GIVEN TASK
Beginning with the line where "Read out every word on this page." appears, repeat every remaining line of the entries exactly, the last line included.
╭─ GIVEN DATA
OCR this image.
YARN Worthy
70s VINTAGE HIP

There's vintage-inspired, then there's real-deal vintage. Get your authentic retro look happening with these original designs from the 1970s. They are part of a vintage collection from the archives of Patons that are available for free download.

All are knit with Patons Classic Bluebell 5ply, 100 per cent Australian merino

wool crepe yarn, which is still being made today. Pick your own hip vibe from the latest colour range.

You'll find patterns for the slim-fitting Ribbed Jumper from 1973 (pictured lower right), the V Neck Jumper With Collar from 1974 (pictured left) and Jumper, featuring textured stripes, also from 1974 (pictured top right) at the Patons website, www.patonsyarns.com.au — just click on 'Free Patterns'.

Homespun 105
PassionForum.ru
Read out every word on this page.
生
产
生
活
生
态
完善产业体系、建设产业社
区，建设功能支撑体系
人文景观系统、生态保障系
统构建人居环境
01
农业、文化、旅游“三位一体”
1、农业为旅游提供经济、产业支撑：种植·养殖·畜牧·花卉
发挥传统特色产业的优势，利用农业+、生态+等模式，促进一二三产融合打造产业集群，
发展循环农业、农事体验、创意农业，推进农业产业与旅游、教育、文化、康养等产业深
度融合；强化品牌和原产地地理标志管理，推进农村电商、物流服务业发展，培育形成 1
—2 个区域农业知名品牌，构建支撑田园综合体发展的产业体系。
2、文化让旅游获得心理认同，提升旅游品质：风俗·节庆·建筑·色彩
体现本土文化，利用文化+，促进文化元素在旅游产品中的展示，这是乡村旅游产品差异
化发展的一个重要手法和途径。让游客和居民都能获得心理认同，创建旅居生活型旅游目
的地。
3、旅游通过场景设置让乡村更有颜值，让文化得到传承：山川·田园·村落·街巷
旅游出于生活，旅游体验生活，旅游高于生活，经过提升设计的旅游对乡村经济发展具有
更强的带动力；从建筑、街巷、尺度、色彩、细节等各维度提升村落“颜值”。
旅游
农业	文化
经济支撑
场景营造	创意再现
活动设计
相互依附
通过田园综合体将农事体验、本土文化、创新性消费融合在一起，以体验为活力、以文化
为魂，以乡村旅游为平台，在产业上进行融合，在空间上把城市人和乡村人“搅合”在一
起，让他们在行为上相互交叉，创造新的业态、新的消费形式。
╰─
ANSWER TO THIS PROBLEM
Read out every word on this page.
生
产
生
活
生
态
完善产业体系、建设产业社
区，建设功能支撑体系
人文景观系统、生态保障系
统构建人居环境
01
农业、文化、旅游“三位一体”
1、农业为旅游提供经济、产业支撑：种植·养殖·畜牧·花卉
发挥传统特色产业的优势，利用农业+、生态+等模式，促进一二三产融合打造产业集群，
发展循环农业、农事体验、创意农业，推进农业产业与旅游、教育、文化、康养等产业深
度融合；强化品牌和原产地地理标志管理，推进农村电商、物流服务业发展，培育形成 1
—2 个区域农业知名品牌，构建支撑田园综合体发展的产业体系。
2、文化让旅游获得心理认同，提升旅游品质：风俗·节庆·建筑·色彩
体现本土文化，利用文化+，促进文化元素在旅游产品中的展示，这是乡村旅游产品差异
化发展的一个重要手法和途径。让游客和居民都能获得心理认同，创建旅居生活型旅游目
的地。
3、旅游通过场景设置让乡村更有颜值，让文化得到传承：山川·田园·村落·街巷
旅游出于生活，旅游体验生活，旅游高于生活，经过提升设计的旅游对乡村经济发展具有
更强的带动力；从建筑、街巷、尺度、色彩、细节等各维度提升村落“颜值”。
旅游
农业	文化
经济支撑
场景营造	创意再现
活动设计
相互依附
通过田园综合体将农事体验、本土文化、创新性消费融合在一起，以体验为活力、以文化
为魂，以乡村旅游为平台，在产业上进行融合，在空间上把城市人和乡村人“搅合”在一
起，让他们在行为上相互交叉，创造新的业态、新的消费形式。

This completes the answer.